Everything from the line containing "Convert this document image to plain text." through the last line of the data below is to be retyped exactly, apart from the pictures.
****************************************
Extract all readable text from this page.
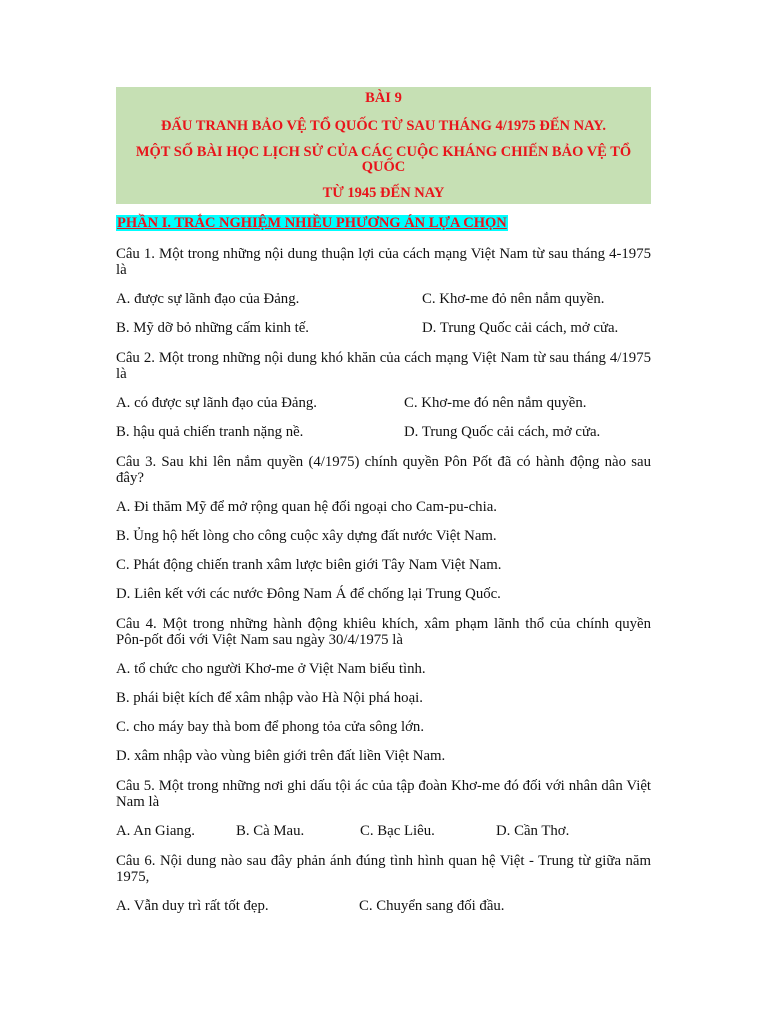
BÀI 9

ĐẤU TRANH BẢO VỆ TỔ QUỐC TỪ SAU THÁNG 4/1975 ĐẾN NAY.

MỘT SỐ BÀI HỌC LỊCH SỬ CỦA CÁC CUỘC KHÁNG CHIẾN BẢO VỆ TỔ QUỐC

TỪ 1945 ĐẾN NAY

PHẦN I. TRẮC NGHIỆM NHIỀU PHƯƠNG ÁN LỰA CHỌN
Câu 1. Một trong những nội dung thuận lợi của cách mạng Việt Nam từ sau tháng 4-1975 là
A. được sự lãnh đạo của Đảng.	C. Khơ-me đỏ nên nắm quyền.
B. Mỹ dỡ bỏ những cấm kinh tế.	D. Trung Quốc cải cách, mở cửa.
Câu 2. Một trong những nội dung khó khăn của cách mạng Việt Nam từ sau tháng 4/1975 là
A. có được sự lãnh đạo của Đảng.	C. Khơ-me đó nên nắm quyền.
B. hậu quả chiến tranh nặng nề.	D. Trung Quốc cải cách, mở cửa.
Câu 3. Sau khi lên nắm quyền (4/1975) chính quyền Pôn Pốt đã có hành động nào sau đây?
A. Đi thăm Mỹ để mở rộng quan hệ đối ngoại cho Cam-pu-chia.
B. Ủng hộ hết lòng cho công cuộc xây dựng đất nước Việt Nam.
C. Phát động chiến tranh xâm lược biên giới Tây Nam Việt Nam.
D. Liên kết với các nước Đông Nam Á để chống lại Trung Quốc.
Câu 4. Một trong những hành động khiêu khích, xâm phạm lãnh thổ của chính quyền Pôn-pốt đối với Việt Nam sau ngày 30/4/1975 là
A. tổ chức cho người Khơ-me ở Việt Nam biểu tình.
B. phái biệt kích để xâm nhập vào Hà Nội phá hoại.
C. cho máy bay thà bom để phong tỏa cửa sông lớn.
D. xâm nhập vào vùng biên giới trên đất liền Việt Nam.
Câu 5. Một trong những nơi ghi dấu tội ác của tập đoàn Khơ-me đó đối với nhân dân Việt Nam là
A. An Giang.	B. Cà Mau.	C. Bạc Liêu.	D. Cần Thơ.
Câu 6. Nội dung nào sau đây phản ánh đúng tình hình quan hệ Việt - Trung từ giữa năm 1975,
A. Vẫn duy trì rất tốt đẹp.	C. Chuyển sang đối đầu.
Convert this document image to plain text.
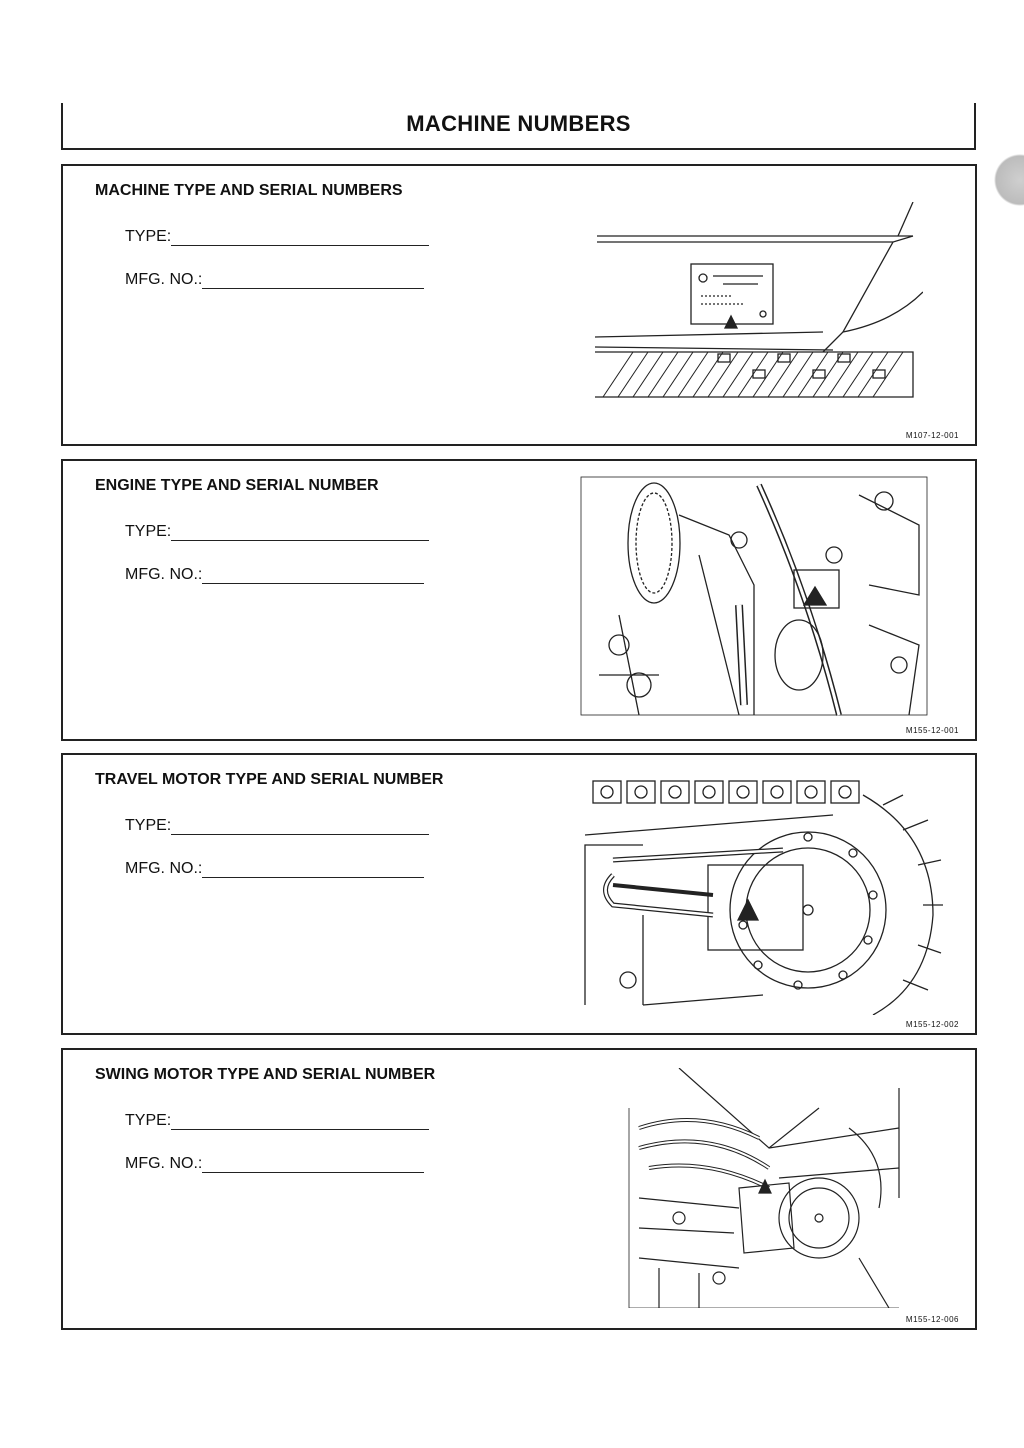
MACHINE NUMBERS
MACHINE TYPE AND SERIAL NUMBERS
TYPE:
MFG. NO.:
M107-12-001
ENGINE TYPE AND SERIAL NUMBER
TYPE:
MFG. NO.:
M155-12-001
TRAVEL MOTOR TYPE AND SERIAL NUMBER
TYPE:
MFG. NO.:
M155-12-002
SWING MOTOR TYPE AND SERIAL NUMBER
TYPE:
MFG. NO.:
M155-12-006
****************************************
▸ **EXERCISE ANSWER**:
Convert this document image to plain text.
MACHINE NUMBERS
MACHINE TYPE AND SERIAL NUMBERS
TYPE:
MFG. NO.:
M107-12-001
ENGINE TYPE AND SERIAL NUMBER
TYPE:
MFG. NO.:
M155-12-001
TRAVEL MOTOR TYPE AND SERIAL NUMBER
TYPE:
MFG. NO.:
M155-12-002
SWING MOTOR TYPE AND SERIAL NUMBER
TYPE:
MFG. NO.:
M155-12-006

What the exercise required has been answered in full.